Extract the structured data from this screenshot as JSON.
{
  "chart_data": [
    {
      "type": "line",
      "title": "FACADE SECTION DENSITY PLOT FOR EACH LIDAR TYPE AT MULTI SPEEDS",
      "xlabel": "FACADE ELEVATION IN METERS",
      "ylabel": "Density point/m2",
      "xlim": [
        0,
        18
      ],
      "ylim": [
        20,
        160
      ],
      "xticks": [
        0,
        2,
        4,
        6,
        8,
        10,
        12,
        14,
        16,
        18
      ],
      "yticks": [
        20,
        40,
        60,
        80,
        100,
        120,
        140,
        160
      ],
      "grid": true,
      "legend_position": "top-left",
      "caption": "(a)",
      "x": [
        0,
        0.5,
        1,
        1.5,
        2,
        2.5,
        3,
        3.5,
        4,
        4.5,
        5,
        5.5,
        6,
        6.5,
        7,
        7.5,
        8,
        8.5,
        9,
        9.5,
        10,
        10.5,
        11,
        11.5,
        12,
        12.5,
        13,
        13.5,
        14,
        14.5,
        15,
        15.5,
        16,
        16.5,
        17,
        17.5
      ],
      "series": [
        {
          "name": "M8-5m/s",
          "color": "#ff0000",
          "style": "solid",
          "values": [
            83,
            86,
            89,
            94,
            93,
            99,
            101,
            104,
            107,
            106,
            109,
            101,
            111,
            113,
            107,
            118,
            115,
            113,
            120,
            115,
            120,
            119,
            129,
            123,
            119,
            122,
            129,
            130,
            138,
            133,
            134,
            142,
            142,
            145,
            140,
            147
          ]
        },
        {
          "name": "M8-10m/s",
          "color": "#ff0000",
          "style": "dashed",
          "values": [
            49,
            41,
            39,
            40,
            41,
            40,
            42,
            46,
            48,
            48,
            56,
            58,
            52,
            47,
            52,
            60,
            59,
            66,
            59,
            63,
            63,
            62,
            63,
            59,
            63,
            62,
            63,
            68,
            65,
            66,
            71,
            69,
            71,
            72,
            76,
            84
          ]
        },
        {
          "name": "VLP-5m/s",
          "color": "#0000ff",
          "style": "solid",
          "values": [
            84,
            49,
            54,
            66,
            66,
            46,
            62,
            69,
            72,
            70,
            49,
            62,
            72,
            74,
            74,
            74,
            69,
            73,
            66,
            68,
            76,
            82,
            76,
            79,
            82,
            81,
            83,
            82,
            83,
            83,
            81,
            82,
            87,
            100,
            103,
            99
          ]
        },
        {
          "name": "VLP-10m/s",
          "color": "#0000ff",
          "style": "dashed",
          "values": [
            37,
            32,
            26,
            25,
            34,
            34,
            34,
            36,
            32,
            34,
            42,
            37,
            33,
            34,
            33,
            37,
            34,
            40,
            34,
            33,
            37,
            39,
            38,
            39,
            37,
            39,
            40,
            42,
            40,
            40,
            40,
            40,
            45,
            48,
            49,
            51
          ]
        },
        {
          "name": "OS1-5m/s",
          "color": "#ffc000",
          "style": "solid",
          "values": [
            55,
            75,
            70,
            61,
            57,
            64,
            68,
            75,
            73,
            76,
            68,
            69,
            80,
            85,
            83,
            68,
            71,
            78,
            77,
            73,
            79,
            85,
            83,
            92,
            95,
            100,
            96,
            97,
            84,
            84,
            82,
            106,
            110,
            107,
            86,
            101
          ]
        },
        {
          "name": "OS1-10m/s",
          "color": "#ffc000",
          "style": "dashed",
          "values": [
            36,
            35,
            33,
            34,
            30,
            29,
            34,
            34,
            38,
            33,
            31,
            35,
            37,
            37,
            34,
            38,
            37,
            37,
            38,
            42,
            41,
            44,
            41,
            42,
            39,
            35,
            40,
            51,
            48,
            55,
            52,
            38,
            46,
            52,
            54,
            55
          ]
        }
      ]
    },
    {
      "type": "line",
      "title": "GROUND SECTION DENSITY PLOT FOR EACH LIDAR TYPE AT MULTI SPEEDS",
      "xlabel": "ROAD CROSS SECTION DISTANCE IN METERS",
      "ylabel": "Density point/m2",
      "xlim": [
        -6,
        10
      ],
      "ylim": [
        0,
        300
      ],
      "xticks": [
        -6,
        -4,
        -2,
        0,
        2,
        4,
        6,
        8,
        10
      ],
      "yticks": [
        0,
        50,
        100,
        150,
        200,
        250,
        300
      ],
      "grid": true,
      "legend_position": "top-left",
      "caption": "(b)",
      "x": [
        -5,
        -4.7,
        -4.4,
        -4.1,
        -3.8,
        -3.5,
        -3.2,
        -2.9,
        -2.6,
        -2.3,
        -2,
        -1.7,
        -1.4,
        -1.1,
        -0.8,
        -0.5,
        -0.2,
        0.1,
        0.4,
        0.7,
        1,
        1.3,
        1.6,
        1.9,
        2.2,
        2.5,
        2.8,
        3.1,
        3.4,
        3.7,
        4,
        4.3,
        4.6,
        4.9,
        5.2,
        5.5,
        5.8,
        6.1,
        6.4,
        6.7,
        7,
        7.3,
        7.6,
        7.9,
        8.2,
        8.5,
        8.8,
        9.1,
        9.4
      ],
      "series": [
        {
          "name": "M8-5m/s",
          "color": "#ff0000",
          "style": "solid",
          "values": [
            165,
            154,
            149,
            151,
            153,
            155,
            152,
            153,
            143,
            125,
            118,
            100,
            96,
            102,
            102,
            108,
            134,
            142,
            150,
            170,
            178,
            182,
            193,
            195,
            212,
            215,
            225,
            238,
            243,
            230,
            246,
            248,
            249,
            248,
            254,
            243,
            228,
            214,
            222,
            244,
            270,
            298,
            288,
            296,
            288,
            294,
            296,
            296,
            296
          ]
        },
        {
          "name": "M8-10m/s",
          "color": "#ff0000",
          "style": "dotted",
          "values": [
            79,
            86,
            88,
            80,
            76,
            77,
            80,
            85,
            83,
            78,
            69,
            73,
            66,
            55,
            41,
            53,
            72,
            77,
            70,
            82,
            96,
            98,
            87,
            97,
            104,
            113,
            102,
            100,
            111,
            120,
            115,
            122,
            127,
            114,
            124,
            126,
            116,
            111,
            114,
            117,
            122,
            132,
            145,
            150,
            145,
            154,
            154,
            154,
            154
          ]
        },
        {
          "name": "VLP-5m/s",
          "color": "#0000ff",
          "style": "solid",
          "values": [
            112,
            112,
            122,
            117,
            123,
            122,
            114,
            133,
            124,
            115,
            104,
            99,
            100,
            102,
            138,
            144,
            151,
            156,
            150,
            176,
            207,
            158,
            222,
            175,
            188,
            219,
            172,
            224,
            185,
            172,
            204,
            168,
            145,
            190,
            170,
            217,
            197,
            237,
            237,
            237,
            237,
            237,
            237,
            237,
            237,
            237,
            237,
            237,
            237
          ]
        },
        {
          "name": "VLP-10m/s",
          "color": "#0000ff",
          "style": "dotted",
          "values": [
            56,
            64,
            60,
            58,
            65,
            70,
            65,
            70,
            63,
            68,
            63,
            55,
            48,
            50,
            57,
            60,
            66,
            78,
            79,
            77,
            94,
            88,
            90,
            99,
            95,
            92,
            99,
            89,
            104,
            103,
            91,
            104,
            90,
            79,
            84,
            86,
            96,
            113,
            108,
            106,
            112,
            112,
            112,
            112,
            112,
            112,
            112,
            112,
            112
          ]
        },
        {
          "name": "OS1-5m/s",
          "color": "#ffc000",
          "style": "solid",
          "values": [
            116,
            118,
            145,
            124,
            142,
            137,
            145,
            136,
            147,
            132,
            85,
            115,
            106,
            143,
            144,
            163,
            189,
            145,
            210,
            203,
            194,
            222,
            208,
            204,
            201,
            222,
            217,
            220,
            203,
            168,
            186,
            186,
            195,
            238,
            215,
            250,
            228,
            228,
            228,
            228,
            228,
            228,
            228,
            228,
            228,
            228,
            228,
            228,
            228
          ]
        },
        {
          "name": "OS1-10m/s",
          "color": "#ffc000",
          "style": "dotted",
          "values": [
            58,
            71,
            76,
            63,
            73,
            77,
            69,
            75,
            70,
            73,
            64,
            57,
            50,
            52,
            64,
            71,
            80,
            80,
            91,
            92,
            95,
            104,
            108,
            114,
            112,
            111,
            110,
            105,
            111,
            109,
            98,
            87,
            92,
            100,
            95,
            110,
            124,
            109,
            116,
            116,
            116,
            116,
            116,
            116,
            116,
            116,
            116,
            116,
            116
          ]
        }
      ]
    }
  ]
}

········

Requirements: Output nothing but the number of lines in the data containing the string "PLOT".

Correct result: 2